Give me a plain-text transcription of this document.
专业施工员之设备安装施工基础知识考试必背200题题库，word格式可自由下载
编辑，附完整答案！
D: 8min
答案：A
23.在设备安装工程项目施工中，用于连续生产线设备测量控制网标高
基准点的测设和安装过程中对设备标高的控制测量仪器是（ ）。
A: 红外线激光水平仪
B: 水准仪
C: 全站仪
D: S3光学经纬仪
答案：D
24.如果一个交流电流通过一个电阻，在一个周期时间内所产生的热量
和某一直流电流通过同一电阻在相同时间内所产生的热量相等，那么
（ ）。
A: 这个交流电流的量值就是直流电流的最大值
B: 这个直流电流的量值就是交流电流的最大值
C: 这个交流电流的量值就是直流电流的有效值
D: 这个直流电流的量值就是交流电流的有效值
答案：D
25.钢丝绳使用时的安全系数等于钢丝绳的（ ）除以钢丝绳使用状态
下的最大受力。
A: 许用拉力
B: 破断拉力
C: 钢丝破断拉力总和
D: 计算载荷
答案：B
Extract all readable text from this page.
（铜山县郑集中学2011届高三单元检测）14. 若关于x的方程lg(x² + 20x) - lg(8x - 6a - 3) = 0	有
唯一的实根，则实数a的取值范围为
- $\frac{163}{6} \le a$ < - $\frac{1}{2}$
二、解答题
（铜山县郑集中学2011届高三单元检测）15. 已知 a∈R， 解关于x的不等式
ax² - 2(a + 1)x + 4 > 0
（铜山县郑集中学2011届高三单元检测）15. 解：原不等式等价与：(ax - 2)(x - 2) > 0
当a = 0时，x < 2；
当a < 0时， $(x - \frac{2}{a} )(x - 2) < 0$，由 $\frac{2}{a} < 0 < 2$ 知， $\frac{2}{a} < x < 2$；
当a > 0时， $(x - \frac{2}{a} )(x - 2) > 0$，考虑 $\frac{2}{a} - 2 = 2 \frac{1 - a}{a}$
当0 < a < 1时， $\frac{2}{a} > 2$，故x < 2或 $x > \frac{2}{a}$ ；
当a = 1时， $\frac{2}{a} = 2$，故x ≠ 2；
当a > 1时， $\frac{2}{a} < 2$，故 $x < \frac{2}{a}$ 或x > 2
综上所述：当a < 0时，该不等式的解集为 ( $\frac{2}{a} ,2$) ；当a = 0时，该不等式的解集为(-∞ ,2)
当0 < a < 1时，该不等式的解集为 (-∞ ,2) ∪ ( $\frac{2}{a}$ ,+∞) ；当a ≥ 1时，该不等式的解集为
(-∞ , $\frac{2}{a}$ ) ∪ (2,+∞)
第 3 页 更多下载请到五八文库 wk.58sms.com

········

What you need to do - Your task is to reproduce all of the records exactly.

Complete response -
Give me a plain-text transcription of this document.
专业施工员之设备安装施工基础知识考试必背200题题库，word格式可自由下载
编辑，附完整答案！
D: 8min
答案：A
23.在设备安装工程项目施工中，用于连续生产线设备测量控制网标高
基准点的测设和安装过程中对设备标高的控制测量仪器是（ ）。
A: 红外线激光水平仪
B: 水准仪
C: 全站仪
D: S3光学经纬仪
答案：D
24.如果一个交流电流通过一个电阻，在一个周期时间内所产生的热量
和某一直流电流通过同一电阻在相同时间内所产生的热量相等，那么
（ ）。
A: 这个交流电流的量值就是直流电流的最大值
B: 这个直流电流的量值就是交流电流的最大值
C: 这个交流电流的量值就是直流电流的有效值
D: 这个直流电流的量值就是交流电流的有效值
答案：D
25.钢丝绳使用时的安全系数等于钢丝绳的（ ）除以钢丝绳使用状态
下的最大受力。
A: 许用拉力
B: 破断拉力
C: 钢丝破断拉力总和
D: 计算载荷
答案：B
Extract all readable text from this page.
（铜山县郑集中学2011届高三单元检测）14. 若关于x的方程lg(x² + 20x) - lg(8x - 6a - 3) = 0	有
唯一的实根，则实数a的取值范围为
- $\frac{163}{6} \le a$ < - $\frac{1}{2}$
二、解答题
（铜山县郑集中学2011届高三单元检测）15. 已知 a∈R， 解关于x的不等式
ax² - 2(a + 1)x + 4 > 0
（铜山县郑集中学2011届高三单元检测）15. 解：原不等式等价与：(ax - 2)(x - 2) > 0
当a = 0时，x < 2；
当a < 0时， $(x - \frac{2}{a} )(x - 2) < 0$，由 $\frac{2}{a} < 0 < 2$ 知， $\frac{2}{a} < x < 2$；
当a > 0时， $(x - \frac{2}{a} )(x - 2) > 0$，考虑 $\frac{2}{a} - 2 = 2 \frac{1 - a}{a}$
当0 < a < 1时， $\frac{2}{a} > 2$，故x < 2或 $x > \frac{2}{a}$ ；
当a = 1时， $\frac{2}{a} = 2$，故x ≠ 2；
当a > 1时， $\frac{2}{a} < 2$，故 $x < \frac{2}{a}$ 或x > 2
综上所述：当a < 0时，该不等式的解集为 ( $\frac{2}{a} ,2$) ；当a = 0时，该不等式的解集为(-∞ ,2)
当0 < a < 1时，该不等式的解集为 (-∞ ,2) ∪ ( $\frac{2}{a}$ ,+∞) ；当a ≥ 1时，该不等式的解集为
(-∞ , $\frac{2}{a}$ ) ∪ (2,+∞)
第 3 页 更多下载请到五八文库 wk.58sms.com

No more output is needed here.